Raw records:
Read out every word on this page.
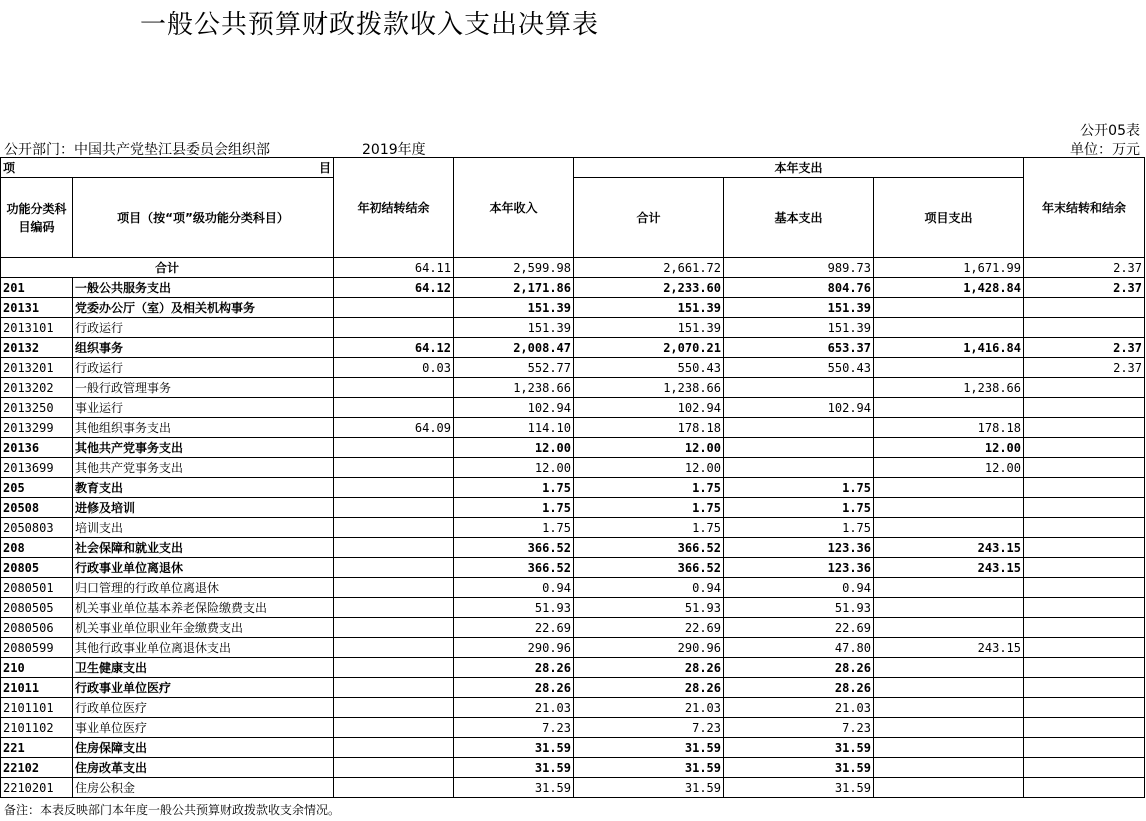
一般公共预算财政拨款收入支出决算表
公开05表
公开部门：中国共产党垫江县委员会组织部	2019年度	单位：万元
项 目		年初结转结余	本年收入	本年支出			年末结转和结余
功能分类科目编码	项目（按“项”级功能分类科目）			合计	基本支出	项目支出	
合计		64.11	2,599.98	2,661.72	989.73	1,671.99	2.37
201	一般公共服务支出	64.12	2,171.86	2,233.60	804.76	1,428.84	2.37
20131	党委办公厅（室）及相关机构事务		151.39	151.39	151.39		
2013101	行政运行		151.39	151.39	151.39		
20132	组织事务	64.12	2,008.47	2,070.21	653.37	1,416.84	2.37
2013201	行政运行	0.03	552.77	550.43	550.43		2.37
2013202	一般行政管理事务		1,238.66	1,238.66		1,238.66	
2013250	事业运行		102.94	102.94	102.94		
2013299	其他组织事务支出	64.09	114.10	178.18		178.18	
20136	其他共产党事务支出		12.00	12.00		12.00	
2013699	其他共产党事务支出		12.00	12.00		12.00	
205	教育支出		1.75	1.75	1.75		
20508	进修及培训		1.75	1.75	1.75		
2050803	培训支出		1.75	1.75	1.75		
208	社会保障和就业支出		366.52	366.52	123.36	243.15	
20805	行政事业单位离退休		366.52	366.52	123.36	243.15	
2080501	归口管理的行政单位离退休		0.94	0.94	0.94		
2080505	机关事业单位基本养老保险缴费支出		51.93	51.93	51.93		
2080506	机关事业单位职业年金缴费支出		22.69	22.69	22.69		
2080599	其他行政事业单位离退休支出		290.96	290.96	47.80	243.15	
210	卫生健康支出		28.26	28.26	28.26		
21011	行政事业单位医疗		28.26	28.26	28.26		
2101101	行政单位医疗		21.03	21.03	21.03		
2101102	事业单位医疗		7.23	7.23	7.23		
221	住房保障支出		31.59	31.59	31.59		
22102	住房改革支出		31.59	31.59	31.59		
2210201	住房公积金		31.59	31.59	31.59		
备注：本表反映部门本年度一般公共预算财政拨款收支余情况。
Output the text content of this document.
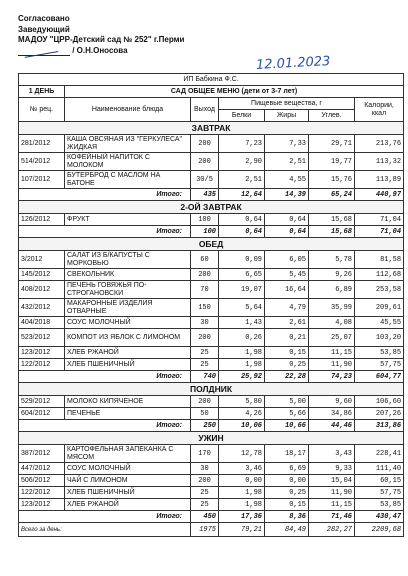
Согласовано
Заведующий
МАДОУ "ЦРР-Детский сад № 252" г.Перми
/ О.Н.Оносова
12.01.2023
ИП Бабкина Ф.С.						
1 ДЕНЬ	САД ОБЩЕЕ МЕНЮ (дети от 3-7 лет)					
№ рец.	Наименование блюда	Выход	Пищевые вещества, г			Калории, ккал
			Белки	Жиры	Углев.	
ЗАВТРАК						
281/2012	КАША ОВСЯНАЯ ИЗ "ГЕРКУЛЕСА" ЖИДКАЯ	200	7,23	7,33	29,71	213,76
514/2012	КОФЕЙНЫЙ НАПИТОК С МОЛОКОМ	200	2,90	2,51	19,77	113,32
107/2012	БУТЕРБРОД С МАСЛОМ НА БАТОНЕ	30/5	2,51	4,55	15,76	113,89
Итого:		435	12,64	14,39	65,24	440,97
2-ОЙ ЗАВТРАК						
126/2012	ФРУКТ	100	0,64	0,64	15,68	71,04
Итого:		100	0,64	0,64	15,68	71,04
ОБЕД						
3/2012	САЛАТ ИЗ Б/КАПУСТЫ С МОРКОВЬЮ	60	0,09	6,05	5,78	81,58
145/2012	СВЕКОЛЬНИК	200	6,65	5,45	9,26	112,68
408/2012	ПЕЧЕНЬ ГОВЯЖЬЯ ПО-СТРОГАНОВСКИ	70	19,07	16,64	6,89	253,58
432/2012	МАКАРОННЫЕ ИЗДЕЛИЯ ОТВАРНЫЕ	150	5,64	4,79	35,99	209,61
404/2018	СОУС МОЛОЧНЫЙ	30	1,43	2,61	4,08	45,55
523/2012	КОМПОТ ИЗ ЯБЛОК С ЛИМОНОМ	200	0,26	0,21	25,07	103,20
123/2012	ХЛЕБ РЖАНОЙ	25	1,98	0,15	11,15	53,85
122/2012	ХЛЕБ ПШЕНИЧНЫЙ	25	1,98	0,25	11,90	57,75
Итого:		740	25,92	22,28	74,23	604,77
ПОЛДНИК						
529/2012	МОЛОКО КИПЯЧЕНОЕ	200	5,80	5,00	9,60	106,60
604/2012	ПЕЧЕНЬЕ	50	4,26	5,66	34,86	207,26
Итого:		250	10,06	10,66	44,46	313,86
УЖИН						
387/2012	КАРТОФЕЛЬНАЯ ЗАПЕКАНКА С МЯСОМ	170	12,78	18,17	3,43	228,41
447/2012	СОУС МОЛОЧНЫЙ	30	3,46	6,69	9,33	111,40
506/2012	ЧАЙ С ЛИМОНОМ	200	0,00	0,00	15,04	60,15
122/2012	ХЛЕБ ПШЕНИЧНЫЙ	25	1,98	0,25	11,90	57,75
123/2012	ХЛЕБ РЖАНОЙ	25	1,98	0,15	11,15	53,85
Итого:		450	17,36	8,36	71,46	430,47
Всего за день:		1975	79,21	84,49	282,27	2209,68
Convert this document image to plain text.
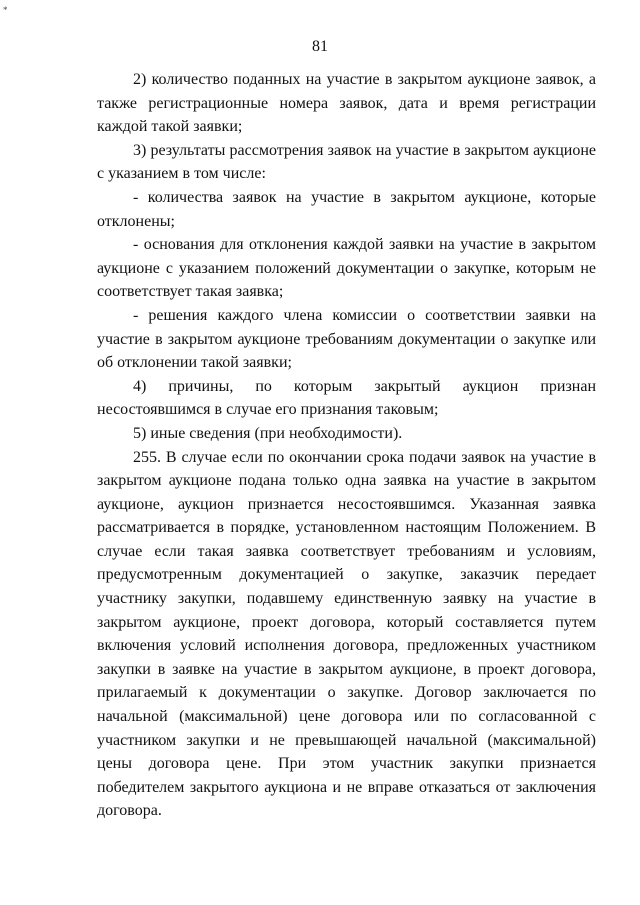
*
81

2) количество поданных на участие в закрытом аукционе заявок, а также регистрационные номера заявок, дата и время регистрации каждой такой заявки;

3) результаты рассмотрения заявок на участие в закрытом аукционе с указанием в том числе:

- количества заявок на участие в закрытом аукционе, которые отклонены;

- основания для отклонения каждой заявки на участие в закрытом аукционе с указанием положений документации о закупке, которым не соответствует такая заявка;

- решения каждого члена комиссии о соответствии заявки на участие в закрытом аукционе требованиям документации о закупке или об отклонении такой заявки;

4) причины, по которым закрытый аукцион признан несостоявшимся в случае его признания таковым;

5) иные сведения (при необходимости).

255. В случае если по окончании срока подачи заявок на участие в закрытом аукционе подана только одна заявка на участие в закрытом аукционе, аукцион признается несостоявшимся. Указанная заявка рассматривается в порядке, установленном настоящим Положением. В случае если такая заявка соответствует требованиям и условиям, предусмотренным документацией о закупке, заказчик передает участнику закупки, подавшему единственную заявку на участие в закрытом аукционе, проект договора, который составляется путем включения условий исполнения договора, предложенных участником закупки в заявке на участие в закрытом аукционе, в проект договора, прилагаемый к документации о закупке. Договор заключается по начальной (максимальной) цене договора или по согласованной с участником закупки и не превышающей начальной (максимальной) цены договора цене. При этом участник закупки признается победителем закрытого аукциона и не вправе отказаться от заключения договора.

REQUEST
Which lines contain "ЛИМОНОМ"? Copy each of them out.

RESPONSE TO THIS EXERCISE
523/2012	КОМПОТ ИЗ ЯБЛОК С ЛИМОНОМ	200	0,26	0,21	25,07	103,20
506/2012	ЧАЙ С ЛИМОНОМ	200	0,00	0,00	15,04	60,15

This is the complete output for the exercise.